##### Data

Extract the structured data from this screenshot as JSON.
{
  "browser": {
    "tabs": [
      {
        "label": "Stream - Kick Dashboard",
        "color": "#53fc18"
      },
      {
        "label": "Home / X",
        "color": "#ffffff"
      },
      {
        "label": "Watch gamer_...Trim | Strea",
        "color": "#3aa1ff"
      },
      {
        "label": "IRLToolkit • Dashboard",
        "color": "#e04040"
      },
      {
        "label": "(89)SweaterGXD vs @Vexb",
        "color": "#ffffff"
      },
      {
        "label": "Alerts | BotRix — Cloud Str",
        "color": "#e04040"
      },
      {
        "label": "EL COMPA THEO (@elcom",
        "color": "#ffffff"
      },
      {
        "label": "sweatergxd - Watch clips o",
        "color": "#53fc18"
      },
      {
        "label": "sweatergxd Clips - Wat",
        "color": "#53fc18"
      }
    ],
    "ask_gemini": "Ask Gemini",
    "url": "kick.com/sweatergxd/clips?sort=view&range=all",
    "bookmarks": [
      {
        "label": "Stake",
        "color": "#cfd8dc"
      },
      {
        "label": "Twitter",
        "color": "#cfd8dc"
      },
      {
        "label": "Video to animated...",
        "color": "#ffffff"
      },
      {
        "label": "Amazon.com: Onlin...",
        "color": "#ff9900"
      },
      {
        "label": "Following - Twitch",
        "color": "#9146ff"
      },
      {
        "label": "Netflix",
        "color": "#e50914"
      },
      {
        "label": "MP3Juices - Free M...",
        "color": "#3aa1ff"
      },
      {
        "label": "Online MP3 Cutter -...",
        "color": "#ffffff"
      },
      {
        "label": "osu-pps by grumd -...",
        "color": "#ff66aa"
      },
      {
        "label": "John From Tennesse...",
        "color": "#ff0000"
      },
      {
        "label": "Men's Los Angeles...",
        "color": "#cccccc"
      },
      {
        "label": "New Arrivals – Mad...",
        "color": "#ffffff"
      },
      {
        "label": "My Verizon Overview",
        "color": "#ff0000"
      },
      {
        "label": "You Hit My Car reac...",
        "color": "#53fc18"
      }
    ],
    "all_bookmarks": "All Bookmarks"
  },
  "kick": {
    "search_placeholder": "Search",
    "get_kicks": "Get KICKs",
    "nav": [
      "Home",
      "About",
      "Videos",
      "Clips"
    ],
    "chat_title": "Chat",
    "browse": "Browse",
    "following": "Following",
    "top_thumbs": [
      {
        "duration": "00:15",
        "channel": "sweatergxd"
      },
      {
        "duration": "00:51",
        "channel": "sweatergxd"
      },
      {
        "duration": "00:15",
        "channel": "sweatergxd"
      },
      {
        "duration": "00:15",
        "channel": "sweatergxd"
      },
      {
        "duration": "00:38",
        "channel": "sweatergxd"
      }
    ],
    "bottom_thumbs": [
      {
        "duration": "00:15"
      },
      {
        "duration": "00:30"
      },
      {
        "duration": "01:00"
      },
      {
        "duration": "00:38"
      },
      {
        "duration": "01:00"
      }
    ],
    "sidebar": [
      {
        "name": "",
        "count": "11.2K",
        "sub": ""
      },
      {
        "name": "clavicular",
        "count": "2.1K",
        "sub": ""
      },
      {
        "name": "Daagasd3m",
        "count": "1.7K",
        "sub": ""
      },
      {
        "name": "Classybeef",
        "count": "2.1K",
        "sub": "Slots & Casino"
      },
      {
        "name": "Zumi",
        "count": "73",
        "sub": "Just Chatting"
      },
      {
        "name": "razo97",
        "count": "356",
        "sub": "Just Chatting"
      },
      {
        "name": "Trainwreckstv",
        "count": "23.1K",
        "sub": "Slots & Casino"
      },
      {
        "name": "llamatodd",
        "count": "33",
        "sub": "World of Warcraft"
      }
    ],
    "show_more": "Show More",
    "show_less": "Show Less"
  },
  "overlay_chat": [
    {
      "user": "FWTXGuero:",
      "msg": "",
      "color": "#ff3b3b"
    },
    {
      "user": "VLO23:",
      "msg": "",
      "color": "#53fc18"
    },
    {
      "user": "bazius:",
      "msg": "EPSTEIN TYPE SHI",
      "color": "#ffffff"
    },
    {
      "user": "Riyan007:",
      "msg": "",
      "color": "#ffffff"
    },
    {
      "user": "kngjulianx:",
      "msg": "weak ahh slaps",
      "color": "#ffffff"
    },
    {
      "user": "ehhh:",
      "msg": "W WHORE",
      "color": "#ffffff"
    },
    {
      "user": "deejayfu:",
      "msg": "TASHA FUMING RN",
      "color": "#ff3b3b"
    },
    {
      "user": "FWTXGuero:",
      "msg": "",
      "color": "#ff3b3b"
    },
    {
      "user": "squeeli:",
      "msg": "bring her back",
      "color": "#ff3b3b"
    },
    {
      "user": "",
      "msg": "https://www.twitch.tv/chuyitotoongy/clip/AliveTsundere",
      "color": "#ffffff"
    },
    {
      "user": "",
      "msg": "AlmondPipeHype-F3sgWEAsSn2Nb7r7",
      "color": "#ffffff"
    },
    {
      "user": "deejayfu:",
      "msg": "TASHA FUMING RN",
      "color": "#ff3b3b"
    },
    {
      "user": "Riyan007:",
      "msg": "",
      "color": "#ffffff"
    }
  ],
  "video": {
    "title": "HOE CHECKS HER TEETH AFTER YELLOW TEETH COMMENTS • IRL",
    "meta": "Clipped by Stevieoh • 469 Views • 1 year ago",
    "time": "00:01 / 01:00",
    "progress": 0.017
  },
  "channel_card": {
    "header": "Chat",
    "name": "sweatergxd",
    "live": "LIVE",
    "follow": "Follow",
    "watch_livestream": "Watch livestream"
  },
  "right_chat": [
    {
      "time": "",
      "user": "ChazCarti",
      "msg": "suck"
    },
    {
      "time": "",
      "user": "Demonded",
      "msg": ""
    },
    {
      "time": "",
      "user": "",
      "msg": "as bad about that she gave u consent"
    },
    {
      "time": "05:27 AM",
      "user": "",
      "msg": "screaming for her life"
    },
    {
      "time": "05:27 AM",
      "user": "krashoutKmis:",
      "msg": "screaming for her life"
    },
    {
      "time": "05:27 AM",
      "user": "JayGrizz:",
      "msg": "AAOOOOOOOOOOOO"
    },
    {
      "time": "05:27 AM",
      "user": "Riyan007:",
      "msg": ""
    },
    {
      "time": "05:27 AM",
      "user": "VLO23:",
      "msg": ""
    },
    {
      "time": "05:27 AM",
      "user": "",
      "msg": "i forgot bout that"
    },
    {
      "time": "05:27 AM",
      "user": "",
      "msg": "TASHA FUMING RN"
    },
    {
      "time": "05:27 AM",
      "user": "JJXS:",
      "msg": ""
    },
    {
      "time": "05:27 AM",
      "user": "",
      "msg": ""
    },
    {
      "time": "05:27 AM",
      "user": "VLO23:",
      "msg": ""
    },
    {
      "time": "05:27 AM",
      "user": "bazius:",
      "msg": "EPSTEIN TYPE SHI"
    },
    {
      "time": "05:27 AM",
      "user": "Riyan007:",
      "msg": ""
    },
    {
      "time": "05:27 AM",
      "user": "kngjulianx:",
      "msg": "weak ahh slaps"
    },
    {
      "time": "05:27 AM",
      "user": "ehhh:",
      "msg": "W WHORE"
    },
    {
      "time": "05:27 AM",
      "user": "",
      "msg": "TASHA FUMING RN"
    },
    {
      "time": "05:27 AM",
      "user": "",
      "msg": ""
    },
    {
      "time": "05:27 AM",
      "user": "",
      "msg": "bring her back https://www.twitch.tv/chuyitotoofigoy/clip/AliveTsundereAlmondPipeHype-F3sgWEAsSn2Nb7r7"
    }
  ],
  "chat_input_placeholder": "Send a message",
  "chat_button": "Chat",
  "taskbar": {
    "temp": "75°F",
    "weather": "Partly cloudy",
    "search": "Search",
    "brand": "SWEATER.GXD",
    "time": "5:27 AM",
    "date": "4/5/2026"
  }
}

##########

[Task description]: Find the word "slaps" in the records and pull out each line that has it.

[Problem solution]:
      "msg": "weak ahh slaps",
      "msg": "weak ahh slaps"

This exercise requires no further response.